*** Dataset
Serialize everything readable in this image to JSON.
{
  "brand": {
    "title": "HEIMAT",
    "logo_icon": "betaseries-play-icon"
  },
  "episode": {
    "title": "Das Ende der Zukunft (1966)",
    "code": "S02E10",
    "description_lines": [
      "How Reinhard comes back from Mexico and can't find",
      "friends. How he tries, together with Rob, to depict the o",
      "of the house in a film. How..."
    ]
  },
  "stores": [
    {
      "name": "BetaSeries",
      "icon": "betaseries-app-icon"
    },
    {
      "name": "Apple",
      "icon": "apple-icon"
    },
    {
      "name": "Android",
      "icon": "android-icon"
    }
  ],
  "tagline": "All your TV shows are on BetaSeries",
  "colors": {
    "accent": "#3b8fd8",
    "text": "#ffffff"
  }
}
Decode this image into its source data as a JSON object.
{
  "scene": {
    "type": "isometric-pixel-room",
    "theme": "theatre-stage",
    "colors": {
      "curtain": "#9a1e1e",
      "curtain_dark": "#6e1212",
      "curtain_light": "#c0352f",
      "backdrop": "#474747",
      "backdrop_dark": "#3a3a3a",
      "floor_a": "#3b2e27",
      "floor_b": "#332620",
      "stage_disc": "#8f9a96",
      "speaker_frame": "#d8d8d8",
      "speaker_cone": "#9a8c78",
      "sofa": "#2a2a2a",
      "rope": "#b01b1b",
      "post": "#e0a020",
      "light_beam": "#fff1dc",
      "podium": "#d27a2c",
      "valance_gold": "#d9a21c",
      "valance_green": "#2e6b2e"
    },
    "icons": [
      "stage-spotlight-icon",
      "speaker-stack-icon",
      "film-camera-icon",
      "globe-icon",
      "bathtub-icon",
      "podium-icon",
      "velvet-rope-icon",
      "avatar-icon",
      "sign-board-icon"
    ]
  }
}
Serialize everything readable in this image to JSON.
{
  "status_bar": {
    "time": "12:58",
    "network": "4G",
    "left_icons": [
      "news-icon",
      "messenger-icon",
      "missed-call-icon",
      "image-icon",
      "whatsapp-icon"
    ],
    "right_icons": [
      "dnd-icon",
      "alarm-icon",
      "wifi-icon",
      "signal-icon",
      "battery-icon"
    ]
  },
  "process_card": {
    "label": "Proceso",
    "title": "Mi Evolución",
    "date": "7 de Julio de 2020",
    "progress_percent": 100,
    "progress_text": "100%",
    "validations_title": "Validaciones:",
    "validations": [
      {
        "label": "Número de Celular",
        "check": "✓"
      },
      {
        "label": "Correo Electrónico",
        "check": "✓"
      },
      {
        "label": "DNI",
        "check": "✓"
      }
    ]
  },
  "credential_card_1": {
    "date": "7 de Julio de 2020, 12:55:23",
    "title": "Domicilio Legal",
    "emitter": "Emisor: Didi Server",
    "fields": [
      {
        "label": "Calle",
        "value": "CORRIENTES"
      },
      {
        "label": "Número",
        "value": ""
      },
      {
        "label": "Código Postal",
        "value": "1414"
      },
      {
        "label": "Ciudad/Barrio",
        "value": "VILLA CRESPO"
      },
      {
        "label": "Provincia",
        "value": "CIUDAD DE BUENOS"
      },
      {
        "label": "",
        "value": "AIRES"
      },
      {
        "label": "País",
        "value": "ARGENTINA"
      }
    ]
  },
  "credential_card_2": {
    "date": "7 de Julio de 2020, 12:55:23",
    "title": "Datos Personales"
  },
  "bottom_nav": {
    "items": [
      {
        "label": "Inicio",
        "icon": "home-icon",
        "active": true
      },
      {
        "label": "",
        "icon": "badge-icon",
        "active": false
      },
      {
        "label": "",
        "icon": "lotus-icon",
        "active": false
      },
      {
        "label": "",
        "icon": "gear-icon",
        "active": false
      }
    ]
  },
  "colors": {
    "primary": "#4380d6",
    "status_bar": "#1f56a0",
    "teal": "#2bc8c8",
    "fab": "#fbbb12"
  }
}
******
**To do:**
Extract the entries above verbatim.

**Solved problem:**
Serialize everything readable in this image to JSON.
{
  "brand": {
    "title": "HEIMAT",
    "logo_icon": "betaseries-play-icon"
  },
  "episode": {
    "title": "Das Ende der Zukunft (1966)",
    "code": "S02E10",
    "description_lines": [
      "How Reinhard comes back from Mexico and can't find",
      "friends. How he tries, together with Rob, to depict the o",
      "of the house in a film. How..."
    ]
  },
  "stores": [
    {
      "name": "BetaSeries",
      "icon": "betaseries-app-icon"
    },
    {
      "name": "Apple",
      "icon": "apple-icon"
    },
    {
      "name": "Android",
      "icon": "android-icon"
    }
  ],
  "tagline": "All your TV shows are on BetaSeries",
  "colors": {
    "accent": "#3b8fd8",
    "text": "#ffffff"
  }
}
Decode this image into its source data as a JSON object.
{
  "scene": {
    "type": "isometric-pixel-room",
    "theme": "theatre-stage",
    "colors": {
      "curtain": "#9a1e1e",
      "curtain_dark": "#6e1212",
      "curtain_light": "#c0352f",
      "backdrop": "#474747",
      "backdrop_dark": "#3a3a3a",
      "floor_a": "#3b2e27",
      "floor_b": "#332620",
      "stage_disc": "#8f9a96",
      "speaker_frame": "#d8d8d8",
      "speaker_cone": "#9a8c78",
      "sofa": "#2a2a2a",
      "rope": "#b01b1b",
      "post": "#e0a020",
      "light_beam": "#fff1dc",
      "podium": "#d27a2c",
      "valance_gold": "#d9a21c",
      "valance_green": "#2e6b2e"
    },
    "icons": [
      "stage-spotlight-icon",
      "speaker-stack-icon",
      "film-camera-icon",
      "globe-icon",
      "bathtub-icon",
      "podium-icon",
      "velvet-rope-icon",
      "avatar-icon",
      "sign-board-icon"
    ]
  }
}
Serialize everything readable in this image to JSON.
{
  "status_bar": {
    "time": "12:58",
    "network": "4G",
    "left_icons": [
      "news-icon",
      "messenger-icon",
      "missed-call-icon",
      "image-icon",
      "whatsapp-icon"
    ],
    "right_icons": [
      "dnd-icon",
      "alarm-icon",
      "wifi-icon",
      "signal-icon",
      "battery-icon"
    ]
  },
  "process_card": {
    "label": "Proceso",
    "title": "Mi Evolución",
    "date": "7 de Julio de 2020",
    "progress_percent": 100,
    "progress_text": "100%",
    "validations_title": "Validaciones:",
    "validations": [
      {
        "label": "Número de Celular",
        "check": "✓"
      },
      {
        "label": "Correo Electrónico",
        "check": "✓"
      },
      {
        "label": "DNI",
        "check": "✓"
      }
    ]
  },
  "credential_card_1": {
    "date": "7 de Julio de 2020, 12:55:23",
    "title": "Domicilio Legal",
    "emitter": "Emisor: Didi Server",
    "fields": [
      {
        "label": "Calle",
        "value": "CORRIENTES"
      },
      {
        "label": "Número",
        "value": ""
      },
      {
        "label": "Código Postal",
        "value": "1414"
      },
      {
        "label": "Ciudad/Barrio",
        "value": "VILLA CRESPO"
      },
      {
        "label": "Provincia",
        "value": "CIUDAD DE BUENOS"
      },
      {
        "label": "",
        "value": "AIRES"
      },
      {
        "label": "País",
        "value": "ARGENTINA"
      }
    ]
  },
  "credential_card_2": {
    "date": "7 de Julio de 2020, 12:55:23",
    "title": "Datos Personales"
  },
  "bottom_nav": {
    "items": [
      {
        "label": "Inicio",
        "icon": "home-icon",
        "active": true
      },
      {
        "label": "",
        "icon": "badge-icon",
        "active": false
      },
      {
        "label": "",
        "icon": "lotus-icon",
        "active": false
      },
      {
        "label": "",
        "icon": "gear-icon",
        "active": false
      }
    ]
  },
  "colors": {
    "primary": "#4380d6",
    "status_bar": "#1f56a0",
    "teal": "#2bc8c8",
    "fab": "#fbbb12"
  }
}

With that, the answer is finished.